*RECORDS TO PROCESS*:
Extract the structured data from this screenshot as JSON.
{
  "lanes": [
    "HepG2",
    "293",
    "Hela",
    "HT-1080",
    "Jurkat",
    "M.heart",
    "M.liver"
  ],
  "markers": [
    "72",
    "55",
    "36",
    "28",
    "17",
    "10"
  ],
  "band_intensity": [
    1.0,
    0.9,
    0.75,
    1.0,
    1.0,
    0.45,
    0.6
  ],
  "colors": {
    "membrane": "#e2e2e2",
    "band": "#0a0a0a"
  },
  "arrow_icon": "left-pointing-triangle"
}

*GIVEN EXERCISE*:
Set all of the records down again, exactly as they stand.

*PROBLEM SOLUTION*:
Extract the structured data from this screenshot as JSON.
{
  "lanes": [
    "HepG2",
    "293",
    "Hela",
    "HT-1080",
    "Jurkat",
    "M.heart",
    "M.liver"
  ],
  "markers": [
    "72",
    "55",
    "36",
    "28",
    "17",
    "10"
  ],
  "band_intensity": [
    1.0,
    0.9,
    0.75,
    1.0,
    1.0,
    0.45,
    0.6
  ],
  "colors": {
    "membrane": "#e2e2e2",
    "band": "#0a0a0a"
  },
  "arrow_icon": "left-pointing-triangle"
}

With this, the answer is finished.